Every line with the word "oshiriladi" in it should be extracted from the data that follows.

SUPPLIED INFORMATION:
::::::
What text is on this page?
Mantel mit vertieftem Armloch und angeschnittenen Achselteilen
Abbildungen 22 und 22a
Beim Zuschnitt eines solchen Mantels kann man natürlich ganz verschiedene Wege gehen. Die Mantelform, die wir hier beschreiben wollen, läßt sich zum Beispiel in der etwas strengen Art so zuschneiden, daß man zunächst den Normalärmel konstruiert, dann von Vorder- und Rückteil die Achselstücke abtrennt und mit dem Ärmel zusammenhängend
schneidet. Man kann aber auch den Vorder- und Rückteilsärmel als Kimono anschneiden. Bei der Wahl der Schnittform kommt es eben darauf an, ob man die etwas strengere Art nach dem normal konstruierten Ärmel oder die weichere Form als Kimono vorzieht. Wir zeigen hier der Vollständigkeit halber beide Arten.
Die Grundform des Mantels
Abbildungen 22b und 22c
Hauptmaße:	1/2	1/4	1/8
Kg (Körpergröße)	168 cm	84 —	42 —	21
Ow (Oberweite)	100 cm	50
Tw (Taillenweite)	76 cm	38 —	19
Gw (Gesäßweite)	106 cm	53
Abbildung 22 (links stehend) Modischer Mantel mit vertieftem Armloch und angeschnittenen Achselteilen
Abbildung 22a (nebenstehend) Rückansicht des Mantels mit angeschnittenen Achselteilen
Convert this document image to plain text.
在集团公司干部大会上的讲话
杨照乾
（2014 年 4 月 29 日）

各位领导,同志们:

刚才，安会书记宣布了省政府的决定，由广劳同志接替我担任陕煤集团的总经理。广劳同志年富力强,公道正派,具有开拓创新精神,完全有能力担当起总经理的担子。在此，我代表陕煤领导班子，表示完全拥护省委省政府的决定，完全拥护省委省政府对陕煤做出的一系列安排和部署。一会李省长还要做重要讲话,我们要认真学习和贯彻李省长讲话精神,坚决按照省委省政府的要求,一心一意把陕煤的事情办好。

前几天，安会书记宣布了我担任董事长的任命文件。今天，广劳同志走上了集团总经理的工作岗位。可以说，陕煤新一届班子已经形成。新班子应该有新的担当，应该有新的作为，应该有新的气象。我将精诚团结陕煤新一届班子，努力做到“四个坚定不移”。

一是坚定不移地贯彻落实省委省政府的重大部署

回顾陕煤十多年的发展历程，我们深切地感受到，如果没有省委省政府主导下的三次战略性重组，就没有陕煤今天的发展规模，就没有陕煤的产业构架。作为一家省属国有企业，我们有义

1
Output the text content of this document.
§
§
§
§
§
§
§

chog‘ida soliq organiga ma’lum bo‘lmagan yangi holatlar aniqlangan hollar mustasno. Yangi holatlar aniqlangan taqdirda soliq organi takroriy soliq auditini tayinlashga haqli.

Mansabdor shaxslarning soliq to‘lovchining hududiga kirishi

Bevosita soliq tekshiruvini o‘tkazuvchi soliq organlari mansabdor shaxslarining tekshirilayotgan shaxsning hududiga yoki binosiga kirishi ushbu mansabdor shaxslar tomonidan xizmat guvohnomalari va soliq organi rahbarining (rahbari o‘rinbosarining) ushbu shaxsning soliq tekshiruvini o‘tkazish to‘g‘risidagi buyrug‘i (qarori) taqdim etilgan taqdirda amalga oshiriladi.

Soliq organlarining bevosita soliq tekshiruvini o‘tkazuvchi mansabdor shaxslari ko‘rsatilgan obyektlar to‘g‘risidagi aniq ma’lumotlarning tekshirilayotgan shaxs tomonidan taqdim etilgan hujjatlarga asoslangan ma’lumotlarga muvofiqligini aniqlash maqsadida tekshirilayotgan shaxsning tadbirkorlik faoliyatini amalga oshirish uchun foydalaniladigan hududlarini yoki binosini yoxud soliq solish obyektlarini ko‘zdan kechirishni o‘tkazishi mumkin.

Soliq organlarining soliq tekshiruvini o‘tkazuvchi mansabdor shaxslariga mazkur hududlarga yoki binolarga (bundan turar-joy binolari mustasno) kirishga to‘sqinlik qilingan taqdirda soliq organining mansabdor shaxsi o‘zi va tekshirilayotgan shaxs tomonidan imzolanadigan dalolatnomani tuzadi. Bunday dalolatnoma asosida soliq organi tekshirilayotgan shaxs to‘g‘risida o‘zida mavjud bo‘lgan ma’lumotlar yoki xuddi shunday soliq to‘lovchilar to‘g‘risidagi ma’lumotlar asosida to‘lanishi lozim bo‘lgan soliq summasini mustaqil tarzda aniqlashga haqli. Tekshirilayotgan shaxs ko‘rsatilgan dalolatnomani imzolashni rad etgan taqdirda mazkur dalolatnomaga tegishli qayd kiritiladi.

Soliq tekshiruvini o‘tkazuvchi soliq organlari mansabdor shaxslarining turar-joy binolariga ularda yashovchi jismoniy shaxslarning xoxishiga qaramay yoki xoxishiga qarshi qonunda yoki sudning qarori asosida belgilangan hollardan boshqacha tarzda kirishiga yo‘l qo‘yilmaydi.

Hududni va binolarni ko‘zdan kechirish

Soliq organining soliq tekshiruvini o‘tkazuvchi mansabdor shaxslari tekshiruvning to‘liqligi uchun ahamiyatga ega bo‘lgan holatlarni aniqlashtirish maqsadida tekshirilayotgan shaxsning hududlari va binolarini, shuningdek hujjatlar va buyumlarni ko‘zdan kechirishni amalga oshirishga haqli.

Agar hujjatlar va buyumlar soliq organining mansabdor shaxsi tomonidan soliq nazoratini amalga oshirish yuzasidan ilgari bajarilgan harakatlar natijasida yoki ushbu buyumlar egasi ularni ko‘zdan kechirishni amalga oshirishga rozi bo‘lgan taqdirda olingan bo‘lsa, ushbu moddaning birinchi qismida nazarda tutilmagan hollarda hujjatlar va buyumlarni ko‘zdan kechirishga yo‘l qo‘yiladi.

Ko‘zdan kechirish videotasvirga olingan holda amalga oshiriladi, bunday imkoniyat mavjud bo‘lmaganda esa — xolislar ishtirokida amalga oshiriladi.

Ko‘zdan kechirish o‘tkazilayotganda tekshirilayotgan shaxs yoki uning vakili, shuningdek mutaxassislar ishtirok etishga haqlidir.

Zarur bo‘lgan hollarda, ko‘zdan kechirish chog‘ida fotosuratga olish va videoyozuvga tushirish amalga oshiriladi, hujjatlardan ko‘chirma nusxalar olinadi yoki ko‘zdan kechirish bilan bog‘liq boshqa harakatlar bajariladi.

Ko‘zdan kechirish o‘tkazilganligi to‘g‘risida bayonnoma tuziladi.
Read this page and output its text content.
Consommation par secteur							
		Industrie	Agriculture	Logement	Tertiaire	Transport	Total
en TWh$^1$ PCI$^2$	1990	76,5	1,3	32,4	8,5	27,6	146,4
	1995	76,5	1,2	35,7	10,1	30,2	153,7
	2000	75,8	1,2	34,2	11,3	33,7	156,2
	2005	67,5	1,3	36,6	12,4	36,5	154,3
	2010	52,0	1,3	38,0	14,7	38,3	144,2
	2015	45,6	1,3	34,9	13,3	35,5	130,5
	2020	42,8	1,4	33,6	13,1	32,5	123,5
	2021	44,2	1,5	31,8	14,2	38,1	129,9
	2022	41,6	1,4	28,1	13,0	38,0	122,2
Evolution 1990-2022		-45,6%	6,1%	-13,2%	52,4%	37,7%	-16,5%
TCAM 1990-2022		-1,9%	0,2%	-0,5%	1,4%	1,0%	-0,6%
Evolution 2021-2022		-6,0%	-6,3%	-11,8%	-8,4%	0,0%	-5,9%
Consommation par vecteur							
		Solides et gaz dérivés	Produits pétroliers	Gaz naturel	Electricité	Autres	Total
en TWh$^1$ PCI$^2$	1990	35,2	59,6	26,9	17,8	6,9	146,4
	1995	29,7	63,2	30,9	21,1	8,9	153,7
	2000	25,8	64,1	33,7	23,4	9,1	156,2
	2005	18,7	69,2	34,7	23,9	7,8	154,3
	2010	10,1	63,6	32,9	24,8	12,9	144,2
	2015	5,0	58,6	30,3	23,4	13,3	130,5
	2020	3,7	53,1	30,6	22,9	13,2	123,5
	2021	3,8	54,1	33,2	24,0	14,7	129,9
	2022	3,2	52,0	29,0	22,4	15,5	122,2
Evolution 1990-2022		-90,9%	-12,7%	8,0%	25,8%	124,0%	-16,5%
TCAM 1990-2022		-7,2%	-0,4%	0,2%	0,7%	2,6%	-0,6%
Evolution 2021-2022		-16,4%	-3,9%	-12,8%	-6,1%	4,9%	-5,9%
::::::
ANSWER TO THIS PROBLEM:
Bevosita soliq tekshiruvini o‘tkazuvchi soliq organlari mansabdor shaxslarining tekshirilayotgan shaxsning hududiga yoki binosiga kirishi ushbu mansabdor shaxslar tomonidan xizmat guvohnomalari va soliq organi rahbarining (rahbari o‘rinbosarining) ushbu shaxsning soliq tekshiruvini o‘tkazish to‘g‘risidagi buyrug‘i (qarori) taqdim etilgan taqdirda amalga oshiriladi.
Ko‘zdan kechirish videotasvirga olingan holda amalga oshiriladi, bunday imkoniyat mavjud bo‘lmaganda esa — xolislar ishtirokida amalga oshiriladi.
Zarur bo‘lgan hollarda, ko‘zdan kechirish chog‘ida fotosuratga olish va videoyozuvga tushirish amalga oshiriladi, hujjatlardan ko‘chirma nusxalar olinadi yoki ko‘zdan kechirish bilan bog‘liq boshqa harakatlar bajariladi.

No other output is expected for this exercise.